▸ **DIRECTIVE**
From the listing below, extract every line containing "than".

▸ **INPUT RECORDS**

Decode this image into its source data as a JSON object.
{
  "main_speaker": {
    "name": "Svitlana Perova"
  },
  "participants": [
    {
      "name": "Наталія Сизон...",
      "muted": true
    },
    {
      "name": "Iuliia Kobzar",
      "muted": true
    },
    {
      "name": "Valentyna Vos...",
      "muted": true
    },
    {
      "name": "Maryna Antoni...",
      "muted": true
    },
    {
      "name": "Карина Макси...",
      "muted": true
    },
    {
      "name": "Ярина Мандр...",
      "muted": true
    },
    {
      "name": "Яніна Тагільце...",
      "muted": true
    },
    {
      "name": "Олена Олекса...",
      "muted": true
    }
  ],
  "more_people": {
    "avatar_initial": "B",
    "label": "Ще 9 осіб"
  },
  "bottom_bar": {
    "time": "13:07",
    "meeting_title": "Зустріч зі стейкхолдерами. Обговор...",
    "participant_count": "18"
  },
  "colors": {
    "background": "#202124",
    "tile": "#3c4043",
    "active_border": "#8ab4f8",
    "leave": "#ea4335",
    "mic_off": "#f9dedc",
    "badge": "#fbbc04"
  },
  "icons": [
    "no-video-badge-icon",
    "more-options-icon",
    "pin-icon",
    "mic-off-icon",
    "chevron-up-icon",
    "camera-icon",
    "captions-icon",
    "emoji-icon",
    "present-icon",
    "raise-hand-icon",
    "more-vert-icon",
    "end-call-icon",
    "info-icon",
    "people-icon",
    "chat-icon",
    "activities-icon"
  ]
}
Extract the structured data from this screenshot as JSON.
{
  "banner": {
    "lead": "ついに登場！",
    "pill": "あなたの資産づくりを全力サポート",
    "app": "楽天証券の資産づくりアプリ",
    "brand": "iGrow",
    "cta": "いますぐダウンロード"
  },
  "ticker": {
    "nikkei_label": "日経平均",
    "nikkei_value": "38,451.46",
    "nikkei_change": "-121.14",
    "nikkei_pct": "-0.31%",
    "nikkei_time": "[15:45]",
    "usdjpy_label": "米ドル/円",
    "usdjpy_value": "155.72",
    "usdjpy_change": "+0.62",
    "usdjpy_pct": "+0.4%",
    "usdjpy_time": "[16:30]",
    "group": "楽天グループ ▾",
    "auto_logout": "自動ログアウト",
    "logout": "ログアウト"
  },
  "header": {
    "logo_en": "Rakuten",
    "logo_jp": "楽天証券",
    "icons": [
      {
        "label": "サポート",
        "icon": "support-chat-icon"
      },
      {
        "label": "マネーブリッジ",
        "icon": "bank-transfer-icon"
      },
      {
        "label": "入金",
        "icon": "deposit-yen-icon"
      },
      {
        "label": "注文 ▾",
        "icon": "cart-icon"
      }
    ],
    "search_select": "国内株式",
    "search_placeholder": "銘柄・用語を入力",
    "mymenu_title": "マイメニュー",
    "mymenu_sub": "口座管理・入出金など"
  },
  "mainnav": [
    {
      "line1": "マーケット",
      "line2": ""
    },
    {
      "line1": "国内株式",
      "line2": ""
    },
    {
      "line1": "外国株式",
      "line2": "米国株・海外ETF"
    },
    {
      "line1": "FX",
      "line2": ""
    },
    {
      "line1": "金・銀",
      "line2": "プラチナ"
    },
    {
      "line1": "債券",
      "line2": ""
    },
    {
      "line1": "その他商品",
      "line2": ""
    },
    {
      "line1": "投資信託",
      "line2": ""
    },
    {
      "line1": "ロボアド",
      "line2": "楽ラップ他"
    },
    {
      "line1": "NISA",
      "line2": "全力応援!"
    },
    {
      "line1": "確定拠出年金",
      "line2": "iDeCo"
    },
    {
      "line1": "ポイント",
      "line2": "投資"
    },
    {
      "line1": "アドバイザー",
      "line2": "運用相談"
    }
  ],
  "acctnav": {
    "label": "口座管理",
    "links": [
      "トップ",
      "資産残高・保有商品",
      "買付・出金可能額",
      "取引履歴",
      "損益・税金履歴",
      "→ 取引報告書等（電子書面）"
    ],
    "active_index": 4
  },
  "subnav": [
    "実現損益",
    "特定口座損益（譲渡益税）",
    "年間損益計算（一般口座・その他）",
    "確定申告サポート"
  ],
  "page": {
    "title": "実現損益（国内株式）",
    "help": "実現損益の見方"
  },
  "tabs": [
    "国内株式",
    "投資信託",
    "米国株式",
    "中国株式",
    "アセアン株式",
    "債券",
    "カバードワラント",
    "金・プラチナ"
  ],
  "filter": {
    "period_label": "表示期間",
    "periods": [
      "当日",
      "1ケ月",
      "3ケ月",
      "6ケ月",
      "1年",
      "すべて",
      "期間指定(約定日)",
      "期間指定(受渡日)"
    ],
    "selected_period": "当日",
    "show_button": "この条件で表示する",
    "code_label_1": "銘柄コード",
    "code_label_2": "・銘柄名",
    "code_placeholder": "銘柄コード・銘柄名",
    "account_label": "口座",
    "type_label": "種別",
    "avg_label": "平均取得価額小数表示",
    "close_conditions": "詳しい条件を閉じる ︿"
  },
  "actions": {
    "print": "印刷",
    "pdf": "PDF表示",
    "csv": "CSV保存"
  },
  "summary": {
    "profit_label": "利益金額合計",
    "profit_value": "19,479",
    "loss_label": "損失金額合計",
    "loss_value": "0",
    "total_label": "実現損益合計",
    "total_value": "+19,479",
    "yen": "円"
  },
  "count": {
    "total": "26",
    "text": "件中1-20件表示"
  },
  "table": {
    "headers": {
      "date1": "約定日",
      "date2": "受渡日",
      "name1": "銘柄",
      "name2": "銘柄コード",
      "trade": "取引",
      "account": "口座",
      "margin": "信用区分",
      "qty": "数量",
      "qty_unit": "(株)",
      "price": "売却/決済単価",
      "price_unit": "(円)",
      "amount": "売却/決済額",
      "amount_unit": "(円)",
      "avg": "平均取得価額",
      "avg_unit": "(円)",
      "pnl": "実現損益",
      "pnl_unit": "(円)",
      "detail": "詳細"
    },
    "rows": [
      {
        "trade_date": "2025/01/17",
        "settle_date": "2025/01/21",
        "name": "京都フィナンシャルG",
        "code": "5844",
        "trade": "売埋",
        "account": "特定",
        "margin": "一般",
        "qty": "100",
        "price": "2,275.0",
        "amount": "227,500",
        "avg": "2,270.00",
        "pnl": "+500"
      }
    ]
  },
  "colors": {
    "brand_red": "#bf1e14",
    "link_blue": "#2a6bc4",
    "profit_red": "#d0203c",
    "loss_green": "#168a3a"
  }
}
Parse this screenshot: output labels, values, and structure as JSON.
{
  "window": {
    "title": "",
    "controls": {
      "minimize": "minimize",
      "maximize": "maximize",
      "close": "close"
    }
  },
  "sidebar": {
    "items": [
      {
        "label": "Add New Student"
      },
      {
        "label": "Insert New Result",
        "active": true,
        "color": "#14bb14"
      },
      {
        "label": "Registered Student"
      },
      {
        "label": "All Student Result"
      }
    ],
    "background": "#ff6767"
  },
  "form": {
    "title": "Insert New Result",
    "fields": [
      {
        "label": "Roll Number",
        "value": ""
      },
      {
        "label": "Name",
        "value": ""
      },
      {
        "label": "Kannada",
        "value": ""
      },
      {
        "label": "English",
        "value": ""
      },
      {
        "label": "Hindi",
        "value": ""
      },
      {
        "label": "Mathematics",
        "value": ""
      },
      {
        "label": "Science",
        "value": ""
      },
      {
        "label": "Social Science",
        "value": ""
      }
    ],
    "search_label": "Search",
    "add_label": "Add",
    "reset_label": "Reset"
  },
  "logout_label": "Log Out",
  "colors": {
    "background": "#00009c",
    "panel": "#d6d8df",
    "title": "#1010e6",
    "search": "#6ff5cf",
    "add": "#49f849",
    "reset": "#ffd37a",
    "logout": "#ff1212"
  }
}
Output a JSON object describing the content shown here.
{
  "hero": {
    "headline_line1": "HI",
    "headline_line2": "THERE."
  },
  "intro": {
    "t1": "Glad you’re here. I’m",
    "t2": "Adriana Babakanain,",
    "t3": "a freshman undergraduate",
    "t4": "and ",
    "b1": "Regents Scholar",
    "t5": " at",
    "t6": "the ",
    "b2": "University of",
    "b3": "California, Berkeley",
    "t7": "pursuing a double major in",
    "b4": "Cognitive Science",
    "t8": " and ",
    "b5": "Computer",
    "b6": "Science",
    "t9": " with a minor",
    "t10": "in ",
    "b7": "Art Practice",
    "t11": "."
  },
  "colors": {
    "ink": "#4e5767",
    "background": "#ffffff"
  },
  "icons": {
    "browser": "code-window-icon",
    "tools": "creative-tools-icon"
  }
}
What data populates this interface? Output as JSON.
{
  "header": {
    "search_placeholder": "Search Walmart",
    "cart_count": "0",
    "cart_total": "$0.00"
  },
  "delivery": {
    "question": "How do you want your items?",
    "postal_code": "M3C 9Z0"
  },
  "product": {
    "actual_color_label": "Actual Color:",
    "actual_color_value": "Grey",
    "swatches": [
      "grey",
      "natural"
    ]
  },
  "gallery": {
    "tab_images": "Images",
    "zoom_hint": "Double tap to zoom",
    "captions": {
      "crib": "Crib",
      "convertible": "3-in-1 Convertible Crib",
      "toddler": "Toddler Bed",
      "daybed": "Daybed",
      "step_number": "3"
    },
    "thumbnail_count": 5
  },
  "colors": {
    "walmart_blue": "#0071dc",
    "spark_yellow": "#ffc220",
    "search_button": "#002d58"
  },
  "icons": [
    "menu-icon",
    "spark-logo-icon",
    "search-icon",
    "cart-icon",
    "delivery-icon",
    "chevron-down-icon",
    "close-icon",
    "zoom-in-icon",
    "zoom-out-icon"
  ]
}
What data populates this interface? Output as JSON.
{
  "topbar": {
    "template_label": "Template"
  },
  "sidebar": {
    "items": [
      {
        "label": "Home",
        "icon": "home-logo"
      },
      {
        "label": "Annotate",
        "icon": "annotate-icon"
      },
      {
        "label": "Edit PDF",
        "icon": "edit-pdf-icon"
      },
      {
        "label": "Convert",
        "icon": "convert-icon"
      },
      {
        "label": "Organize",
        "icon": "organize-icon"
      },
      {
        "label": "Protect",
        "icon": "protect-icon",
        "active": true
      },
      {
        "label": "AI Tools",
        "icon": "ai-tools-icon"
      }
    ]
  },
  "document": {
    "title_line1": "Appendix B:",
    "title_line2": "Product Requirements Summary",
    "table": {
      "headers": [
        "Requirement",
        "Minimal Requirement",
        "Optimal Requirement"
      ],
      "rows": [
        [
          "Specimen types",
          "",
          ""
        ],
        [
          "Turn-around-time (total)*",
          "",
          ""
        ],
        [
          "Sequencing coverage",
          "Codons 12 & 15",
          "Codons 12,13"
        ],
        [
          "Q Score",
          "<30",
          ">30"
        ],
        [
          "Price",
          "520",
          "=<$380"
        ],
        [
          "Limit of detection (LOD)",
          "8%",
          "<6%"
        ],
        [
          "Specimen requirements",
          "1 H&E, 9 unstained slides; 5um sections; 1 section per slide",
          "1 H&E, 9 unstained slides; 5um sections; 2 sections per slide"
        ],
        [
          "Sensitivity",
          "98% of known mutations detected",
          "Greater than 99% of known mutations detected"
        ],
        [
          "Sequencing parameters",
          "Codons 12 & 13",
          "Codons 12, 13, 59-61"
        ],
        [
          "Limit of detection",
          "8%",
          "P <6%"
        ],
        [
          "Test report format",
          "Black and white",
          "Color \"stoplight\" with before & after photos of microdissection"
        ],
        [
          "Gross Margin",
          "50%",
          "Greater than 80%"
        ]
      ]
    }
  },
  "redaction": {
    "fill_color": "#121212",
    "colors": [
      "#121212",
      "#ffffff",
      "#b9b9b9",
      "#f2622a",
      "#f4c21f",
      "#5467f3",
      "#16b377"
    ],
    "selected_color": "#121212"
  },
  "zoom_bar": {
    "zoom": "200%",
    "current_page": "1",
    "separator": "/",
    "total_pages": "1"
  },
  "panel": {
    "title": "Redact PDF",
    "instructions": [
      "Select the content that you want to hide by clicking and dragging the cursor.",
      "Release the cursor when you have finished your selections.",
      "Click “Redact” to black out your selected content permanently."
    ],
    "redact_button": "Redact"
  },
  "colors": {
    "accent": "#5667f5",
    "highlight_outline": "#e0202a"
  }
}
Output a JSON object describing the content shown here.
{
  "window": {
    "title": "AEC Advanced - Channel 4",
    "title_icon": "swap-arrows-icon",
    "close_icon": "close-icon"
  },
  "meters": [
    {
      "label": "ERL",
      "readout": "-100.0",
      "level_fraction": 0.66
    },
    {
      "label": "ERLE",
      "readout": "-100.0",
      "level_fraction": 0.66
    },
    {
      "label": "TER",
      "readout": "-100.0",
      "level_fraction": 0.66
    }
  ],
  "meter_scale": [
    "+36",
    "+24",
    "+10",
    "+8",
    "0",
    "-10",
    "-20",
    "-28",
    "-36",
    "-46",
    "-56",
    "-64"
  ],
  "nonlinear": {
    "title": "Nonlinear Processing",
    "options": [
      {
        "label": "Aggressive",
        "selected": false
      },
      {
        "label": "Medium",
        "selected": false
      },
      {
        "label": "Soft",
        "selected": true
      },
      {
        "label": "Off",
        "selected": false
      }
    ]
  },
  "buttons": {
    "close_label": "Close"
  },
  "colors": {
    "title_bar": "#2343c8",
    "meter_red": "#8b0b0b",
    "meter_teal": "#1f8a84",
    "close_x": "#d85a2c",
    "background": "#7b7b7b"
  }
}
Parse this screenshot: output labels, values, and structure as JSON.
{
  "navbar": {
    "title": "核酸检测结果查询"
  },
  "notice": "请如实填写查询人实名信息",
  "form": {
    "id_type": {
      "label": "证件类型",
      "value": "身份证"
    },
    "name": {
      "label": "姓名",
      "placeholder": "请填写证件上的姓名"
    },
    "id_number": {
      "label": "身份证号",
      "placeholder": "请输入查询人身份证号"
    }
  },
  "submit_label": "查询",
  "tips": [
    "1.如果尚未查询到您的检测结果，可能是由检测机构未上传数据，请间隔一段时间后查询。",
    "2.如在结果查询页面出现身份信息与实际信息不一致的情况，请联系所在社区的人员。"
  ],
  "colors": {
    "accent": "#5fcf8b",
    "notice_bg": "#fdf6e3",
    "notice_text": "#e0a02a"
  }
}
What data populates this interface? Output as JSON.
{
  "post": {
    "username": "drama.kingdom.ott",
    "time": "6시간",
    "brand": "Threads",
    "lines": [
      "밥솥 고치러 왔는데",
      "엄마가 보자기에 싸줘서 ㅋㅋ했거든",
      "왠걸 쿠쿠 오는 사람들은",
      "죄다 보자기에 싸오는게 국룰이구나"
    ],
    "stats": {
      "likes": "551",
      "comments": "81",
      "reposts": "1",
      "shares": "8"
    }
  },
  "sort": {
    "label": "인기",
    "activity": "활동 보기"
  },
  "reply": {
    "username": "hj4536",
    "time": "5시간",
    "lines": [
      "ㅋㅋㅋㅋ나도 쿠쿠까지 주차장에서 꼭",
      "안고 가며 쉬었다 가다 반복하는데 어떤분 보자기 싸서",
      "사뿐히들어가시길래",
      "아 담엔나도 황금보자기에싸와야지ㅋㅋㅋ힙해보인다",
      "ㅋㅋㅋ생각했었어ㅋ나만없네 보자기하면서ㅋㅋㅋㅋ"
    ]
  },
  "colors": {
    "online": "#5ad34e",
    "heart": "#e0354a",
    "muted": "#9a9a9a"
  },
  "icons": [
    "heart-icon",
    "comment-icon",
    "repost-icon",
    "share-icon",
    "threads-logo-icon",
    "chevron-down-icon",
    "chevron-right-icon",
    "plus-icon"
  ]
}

▸ **TASK RESULT**
          "Greater than 99% of known mutations detected"
          "Greater than 80%"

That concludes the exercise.